INPUT FOR THIS TASK |
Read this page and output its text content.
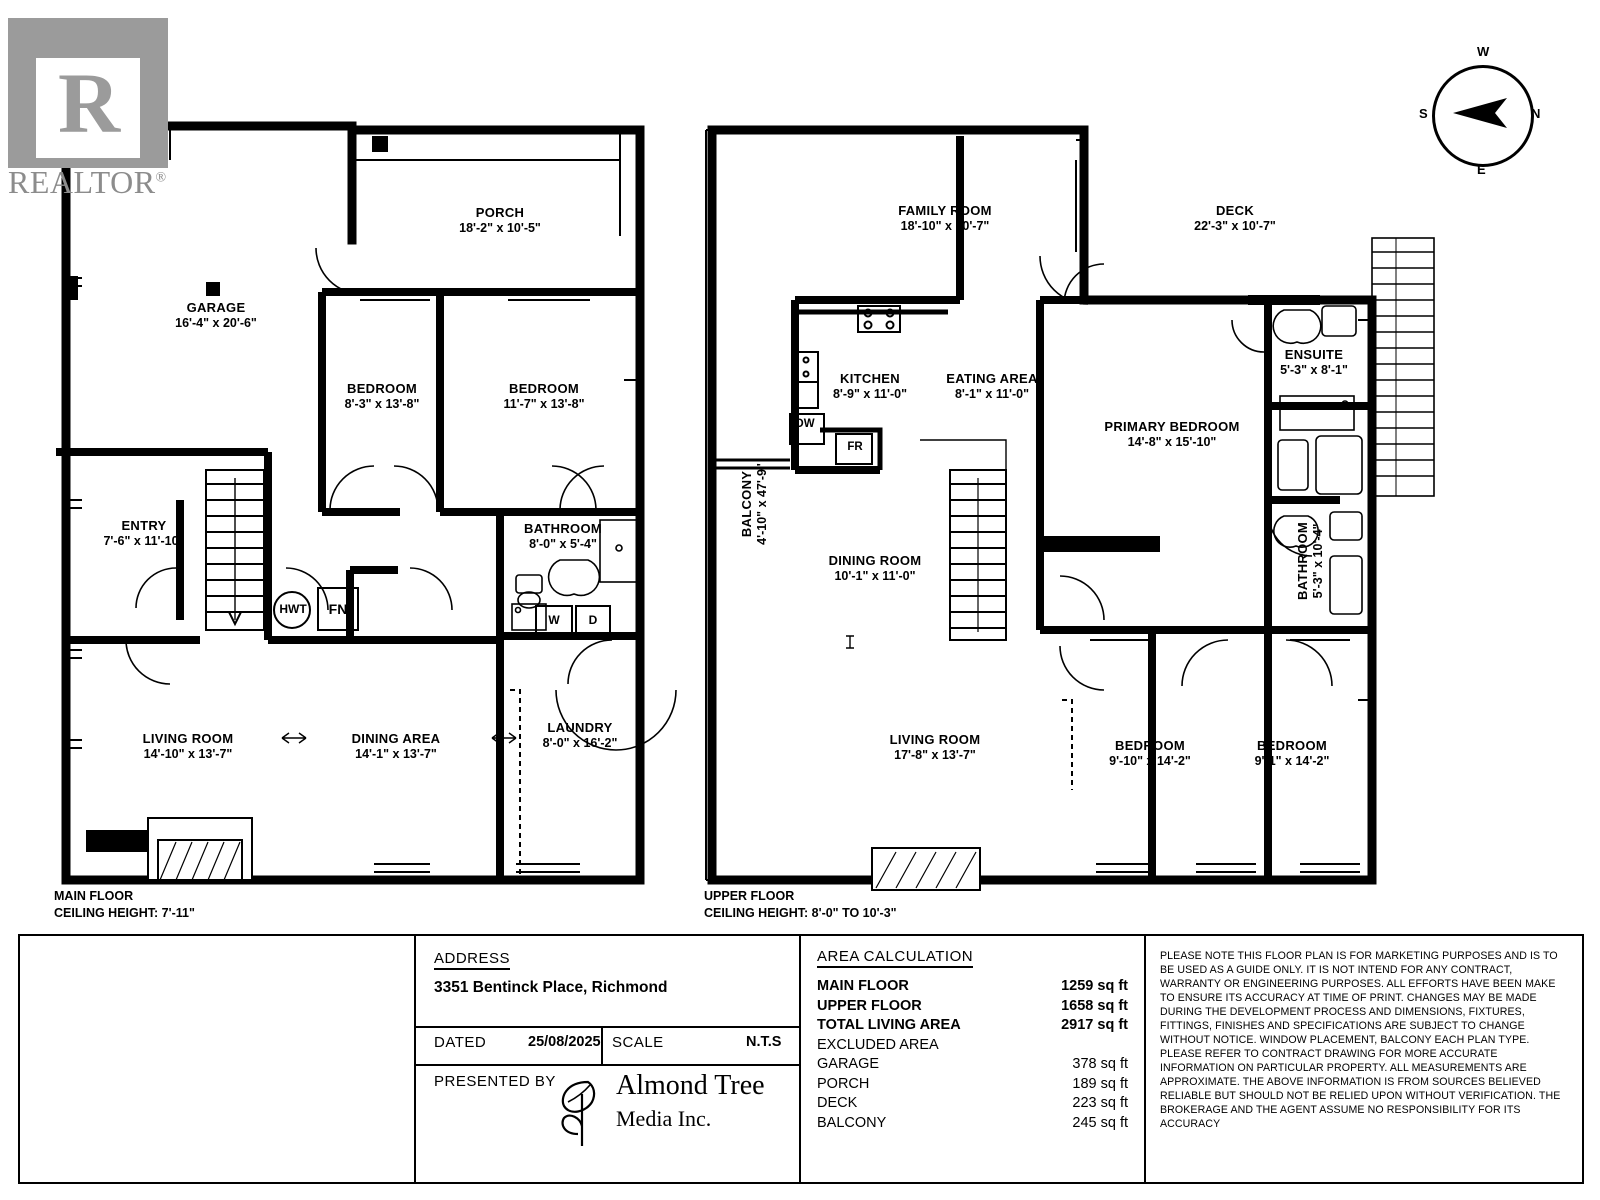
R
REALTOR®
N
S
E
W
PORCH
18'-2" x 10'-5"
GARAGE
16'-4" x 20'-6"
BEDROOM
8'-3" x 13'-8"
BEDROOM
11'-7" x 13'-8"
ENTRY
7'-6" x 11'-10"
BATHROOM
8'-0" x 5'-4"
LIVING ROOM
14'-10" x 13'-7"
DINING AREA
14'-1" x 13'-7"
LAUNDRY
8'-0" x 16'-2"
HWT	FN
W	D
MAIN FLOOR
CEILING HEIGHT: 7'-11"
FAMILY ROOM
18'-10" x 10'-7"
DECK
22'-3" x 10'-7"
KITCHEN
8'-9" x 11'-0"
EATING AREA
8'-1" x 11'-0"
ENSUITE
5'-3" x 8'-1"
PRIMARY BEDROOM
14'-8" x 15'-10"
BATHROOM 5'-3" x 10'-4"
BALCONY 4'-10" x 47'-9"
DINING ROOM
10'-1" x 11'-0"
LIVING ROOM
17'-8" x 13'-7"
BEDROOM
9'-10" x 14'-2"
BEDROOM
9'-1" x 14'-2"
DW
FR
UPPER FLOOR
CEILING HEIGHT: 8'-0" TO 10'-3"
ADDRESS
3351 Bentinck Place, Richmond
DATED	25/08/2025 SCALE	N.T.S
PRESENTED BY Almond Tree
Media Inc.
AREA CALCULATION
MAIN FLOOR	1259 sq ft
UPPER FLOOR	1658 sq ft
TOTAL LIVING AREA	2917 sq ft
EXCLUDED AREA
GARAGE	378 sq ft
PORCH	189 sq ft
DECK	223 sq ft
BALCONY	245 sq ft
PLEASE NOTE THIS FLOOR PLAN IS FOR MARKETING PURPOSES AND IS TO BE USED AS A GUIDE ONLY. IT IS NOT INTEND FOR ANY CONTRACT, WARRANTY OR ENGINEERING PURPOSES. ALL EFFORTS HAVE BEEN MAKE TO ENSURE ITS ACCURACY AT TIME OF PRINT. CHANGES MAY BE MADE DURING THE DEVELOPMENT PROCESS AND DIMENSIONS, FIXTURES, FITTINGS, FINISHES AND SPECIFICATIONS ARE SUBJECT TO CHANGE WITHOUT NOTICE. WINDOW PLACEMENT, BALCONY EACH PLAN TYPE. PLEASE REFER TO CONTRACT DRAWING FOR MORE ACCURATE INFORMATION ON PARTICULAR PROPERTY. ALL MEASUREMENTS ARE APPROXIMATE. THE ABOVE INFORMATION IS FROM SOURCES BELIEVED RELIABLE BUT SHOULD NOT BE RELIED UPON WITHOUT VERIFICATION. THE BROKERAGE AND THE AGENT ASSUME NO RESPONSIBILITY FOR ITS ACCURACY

* * *

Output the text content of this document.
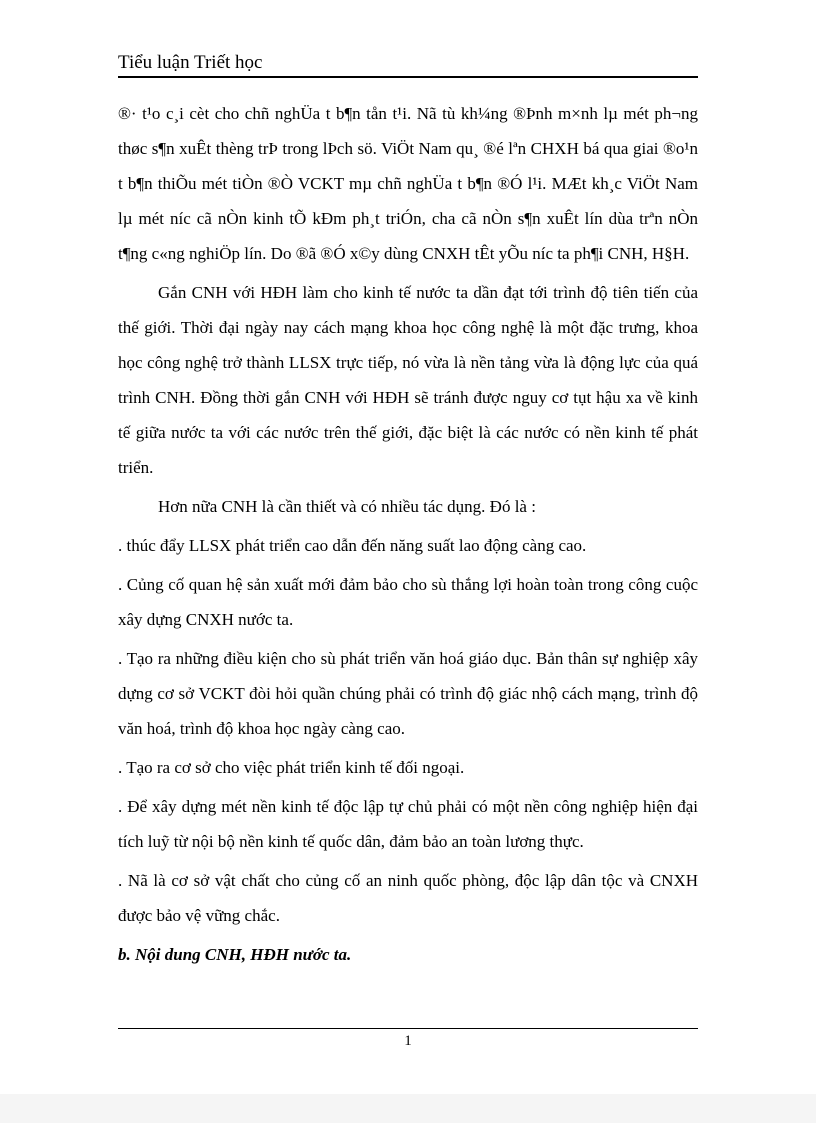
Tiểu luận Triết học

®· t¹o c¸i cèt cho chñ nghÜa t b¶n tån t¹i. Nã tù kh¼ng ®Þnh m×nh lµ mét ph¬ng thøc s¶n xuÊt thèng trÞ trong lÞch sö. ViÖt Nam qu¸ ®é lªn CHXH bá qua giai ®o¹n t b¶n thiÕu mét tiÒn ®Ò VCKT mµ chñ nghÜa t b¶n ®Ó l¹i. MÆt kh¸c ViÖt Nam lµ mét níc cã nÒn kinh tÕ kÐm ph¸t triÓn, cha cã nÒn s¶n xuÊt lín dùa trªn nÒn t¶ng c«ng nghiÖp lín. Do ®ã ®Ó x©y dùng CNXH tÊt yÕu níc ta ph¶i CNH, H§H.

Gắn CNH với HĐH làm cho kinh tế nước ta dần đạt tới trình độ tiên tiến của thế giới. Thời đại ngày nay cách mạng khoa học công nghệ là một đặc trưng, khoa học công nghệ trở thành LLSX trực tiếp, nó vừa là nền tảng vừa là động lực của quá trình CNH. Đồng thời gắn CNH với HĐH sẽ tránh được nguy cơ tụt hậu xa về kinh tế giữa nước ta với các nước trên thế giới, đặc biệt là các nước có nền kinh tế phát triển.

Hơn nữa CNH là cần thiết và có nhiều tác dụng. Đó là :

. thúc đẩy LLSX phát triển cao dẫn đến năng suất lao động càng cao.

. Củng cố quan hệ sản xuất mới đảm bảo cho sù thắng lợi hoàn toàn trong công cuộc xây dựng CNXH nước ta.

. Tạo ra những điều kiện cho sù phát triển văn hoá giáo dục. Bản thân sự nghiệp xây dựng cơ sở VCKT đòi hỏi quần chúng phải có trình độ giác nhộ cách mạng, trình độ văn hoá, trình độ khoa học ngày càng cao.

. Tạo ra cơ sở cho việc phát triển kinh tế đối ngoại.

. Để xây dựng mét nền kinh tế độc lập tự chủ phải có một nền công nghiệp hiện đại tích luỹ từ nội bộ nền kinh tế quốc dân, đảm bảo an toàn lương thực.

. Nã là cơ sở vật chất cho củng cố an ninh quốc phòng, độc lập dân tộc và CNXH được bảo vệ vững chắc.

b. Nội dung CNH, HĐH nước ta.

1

* * *

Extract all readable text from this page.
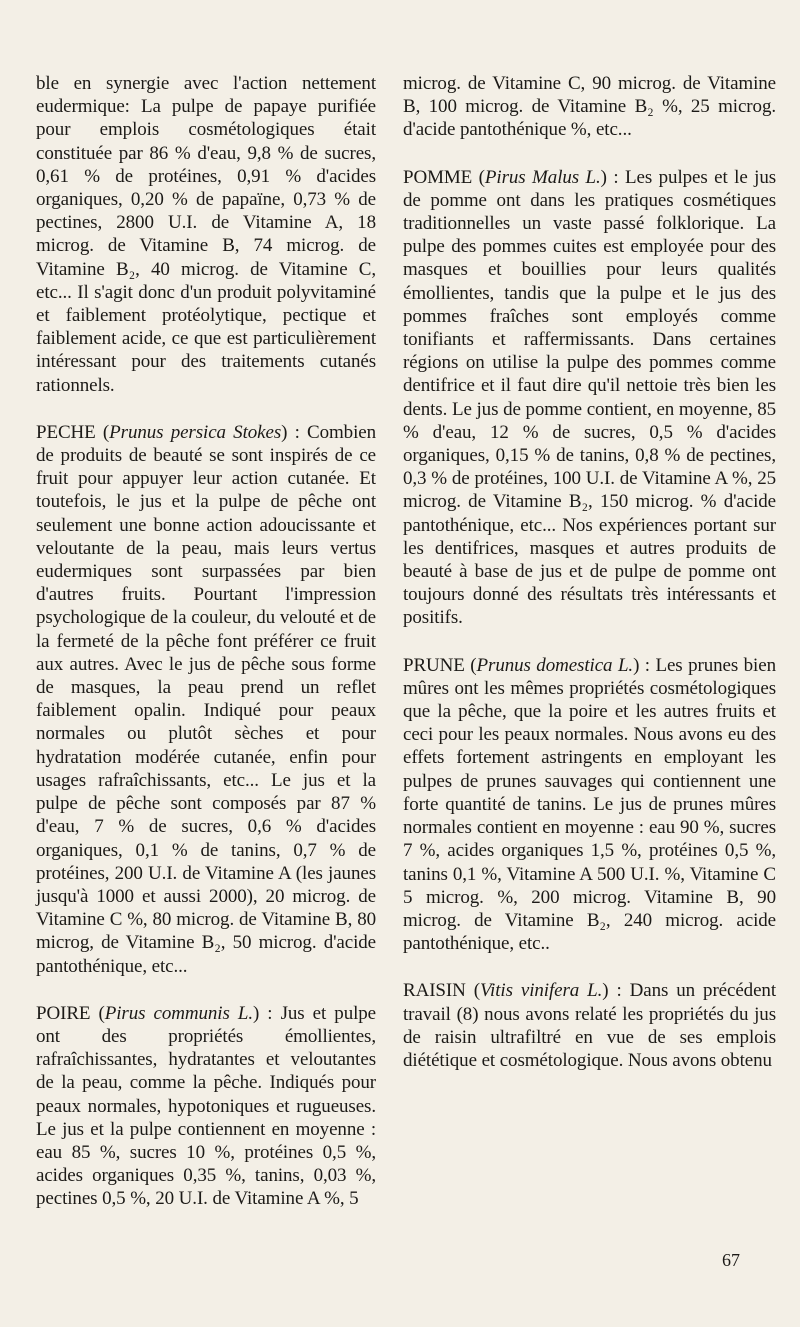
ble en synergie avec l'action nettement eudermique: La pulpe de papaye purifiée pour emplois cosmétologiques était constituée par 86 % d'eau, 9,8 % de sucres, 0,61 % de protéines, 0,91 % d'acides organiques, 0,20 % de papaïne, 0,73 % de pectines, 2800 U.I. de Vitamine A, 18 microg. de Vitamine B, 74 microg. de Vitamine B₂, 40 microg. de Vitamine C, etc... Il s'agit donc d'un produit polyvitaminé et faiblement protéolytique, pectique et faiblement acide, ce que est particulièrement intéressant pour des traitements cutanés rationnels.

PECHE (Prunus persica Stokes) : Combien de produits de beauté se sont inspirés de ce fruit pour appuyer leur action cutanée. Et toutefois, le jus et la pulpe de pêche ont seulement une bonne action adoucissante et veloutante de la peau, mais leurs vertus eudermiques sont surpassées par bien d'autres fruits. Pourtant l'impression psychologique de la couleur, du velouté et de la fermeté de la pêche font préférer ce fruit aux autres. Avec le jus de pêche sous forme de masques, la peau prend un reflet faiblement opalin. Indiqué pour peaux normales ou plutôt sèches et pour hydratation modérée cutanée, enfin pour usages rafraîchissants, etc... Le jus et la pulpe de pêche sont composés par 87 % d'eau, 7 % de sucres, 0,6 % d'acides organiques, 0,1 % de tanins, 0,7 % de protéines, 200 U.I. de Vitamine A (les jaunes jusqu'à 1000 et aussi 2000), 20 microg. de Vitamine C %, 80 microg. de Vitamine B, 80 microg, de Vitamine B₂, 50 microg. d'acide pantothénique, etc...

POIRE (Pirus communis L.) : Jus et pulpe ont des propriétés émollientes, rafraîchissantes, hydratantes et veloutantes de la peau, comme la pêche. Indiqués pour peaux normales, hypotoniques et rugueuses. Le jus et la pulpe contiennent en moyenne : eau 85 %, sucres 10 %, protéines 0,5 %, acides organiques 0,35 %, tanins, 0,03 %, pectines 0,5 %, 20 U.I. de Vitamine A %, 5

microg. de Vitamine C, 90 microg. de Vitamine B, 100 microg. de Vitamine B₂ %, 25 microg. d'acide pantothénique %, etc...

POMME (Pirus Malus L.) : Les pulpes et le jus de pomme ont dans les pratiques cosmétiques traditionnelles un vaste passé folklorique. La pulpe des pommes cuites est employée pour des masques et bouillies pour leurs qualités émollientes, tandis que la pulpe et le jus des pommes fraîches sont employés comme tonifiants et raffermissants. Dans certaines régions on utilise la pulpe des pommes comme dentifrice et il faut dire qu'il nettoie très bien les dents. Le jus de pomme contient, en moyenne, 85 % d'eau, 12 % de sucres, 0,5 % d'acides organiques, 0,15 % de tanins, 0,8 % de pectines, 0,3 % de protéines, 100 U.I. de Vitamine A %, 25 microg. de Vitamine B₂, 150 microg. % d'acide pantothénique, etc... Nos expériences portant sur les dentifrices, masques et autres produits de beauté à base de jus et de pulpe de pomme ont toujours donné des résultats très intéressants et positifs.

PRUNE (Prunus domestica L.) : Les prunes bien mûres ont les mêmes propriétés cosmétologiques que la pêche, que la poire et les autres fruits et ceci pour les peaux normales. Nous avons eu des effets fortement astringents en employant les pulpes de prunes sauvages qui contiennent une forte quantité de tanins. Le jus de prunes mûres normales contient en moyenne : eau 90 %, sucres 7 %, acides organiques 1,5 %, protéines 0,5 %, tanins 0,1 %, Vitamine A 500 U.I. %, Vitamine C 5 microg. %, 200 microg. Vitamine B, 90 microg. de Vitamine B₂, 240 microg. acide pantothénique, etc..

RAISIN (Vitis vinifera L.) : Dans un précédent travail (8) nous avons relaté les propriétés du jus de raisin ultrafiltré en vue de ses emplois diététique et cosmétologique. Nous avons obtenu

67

TO DO | Tally up the lines in the preceding listing that contain the string "phát". Respond with the number and nothing else.

ANSWER FOR THE TASK | 4